— begin RECORD EXTRACTS —

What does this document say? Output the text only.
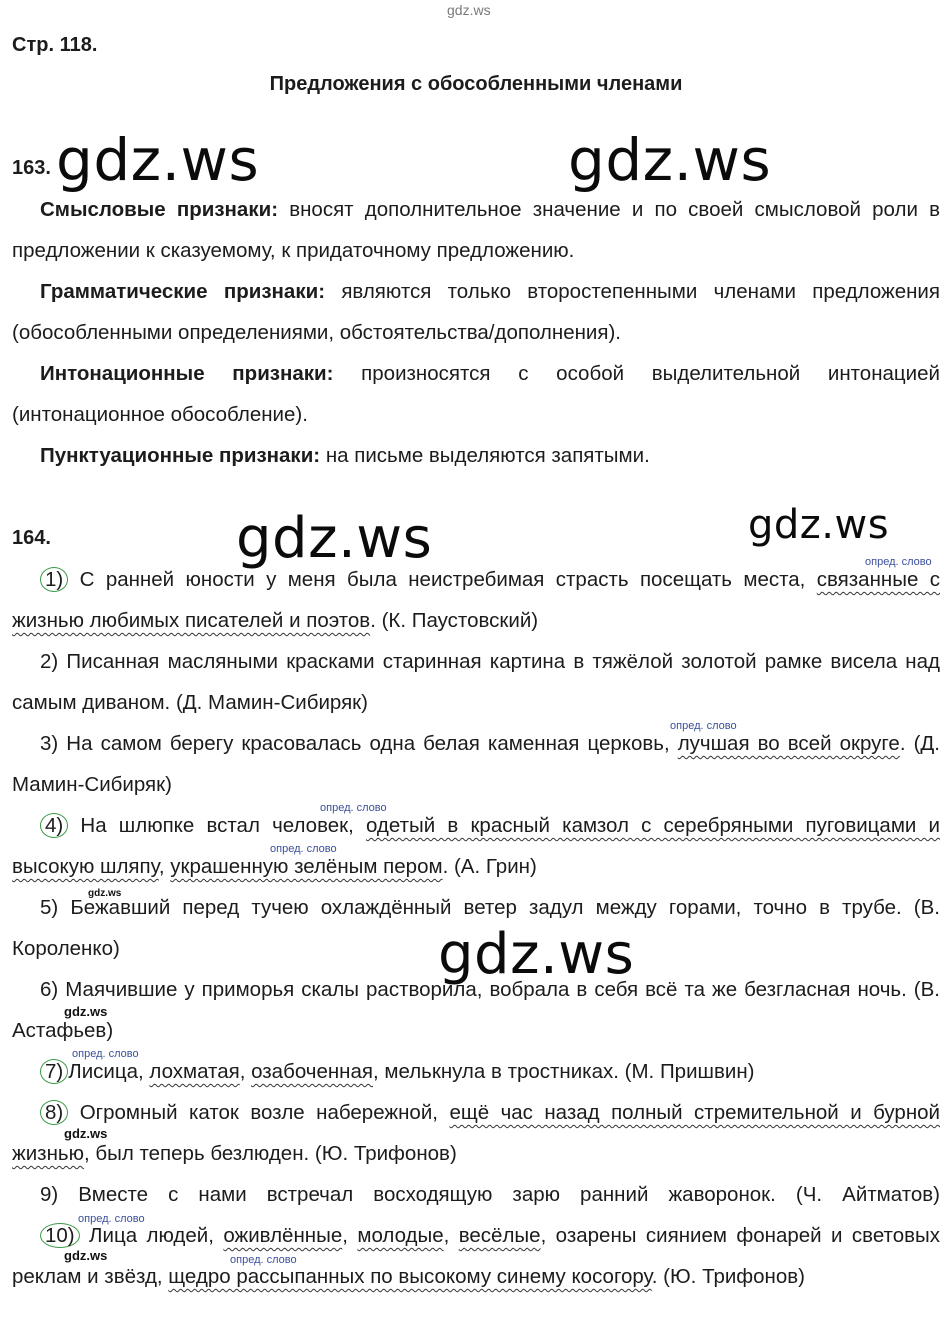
gdz.ws
Стр. 118.
Предложения с обособленными членами
163. gdz.ws	gdz.ws
Смысловые признаки: вносят дополнительное значение и по своей смысловой роли в предложении к сказуемому, к придаточному предложению.
Грамматические признаки: являются только второстепенными членами предложения (обособленными определениями, обстоятельства/дополнения).
Интонационные признаки: произносятся с особой выделительной интонацией (интонационное обособление).
Пунктуационные признаки: на письме выделяются запятыми.
164.	gdz.ws	gdz.ws
gdz.ws
gdz.ws
gdz.ws
gdz.ws
gdz.ws
опред. слово
опред. слово
опред. слово
опред. слово
опред. слово
опред. слово
опред. слово
1) С ранней юности у меня была неистребимая страсть посещать места, связанные с жизнью любимых писателей и поэтов. (К. Паустовский)
2) Писанная масляными красками старинная картина в тяжёлой золотой рамке висела над самым диваном. (Д. Мамин-Сибиряк)
3) На самом берегу красовалась одна белая каменная церковь, лучшая во всей округе. (Д. Мамин-Сибиряк)
4) На шлюпке встал человек, одетый в красный камзол с серебряными пуговицами и высокую шляпу, украшенную зелёным пером. (А. Грин)
5) Бежавший перед тучею охлаждённый ветер задул между горами, точно в трубе. (В. Короленко)
6) Маячившие у приморья скалы растворила, вобрала в себя всё та же безгласная ночь. (В. Астафьев)
7) Лисица, лохматая, озабоченная, мелькнула в тростниках. (М. Пришвин)
8) Огромный каток возле набережной, ещё час назад полный стремительной и бурной жизнью, был теперь безлюден. (Ю. Трифонов)
9) Вместе с нами встречал восходящую зарю ранний жаворонок. (Ч. Айтматов)
10) Лица людей, оживлённые, молодые, весёлые, озарены сиянием фонарей и световых реклам и звёзд, щедро рассыпанных по высокому синему косогору. (Ю. Трифонов)
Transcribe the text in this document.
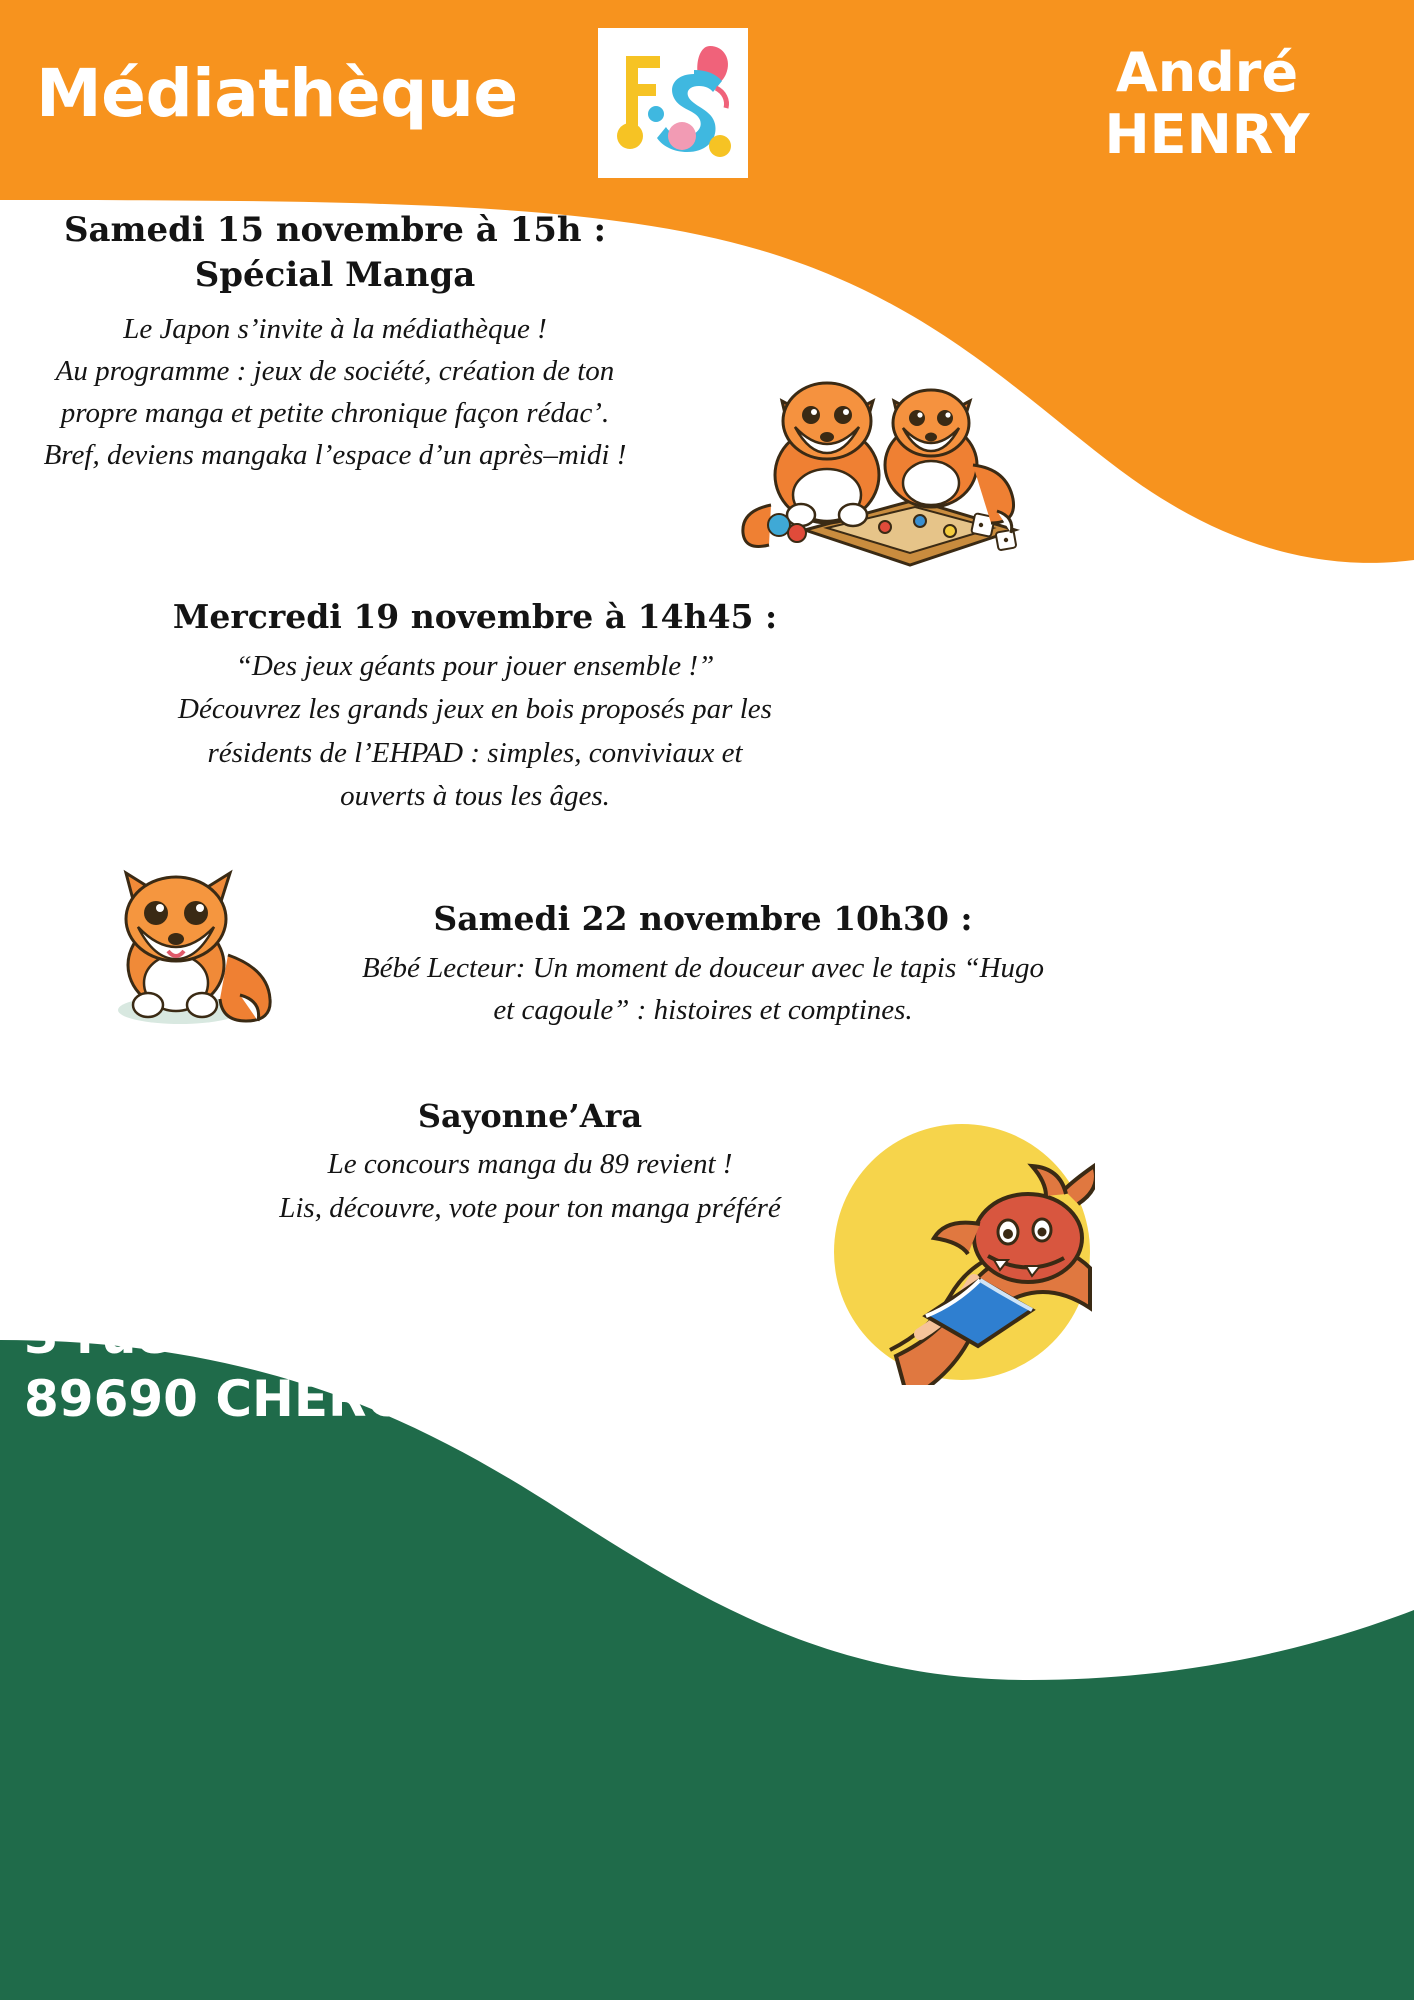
Médiathèque	André
HENRY
Samedi 15 novembre à 15h : Spécial Manga
Le Japon s’invite à la médiathèque !
Au programme : jeux de société, création de ton
propre manga et petite chronique façon rédac’.
Bref, deviens mangaka l’espace d’un après–midi !
Mercredi 19 novembre à 14h45 :
“Des jeux géants pour jouer ensemble !”
Découvrez les grands jeux en bois proposés par les
résidents de l’EHPAD : simples, conviviaux et
ouverts à tous les âges.
Samedi 22 novembre 10h30 :
Bébé Lecteur: Un moment de douceur avec le tapis “Hugo
et cagoule” : histoires et comptines.
Sayonne’Ara
Le concours manga du 89 revient !
Lis, découvre, vote pour ton manga préféré
3 rue Hoche
89690 CHEROY	03.86.96.09.07.
mediatheque@mairie-cheroy.fr
https://cheroy.bibli.fr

— end RECORD EXTRACTS —

## [WHAT THE TASK ASKS]
State how many lines in the entries above include the word "pour"; reply with the number alone.

## [ANSWER IN FULL]
2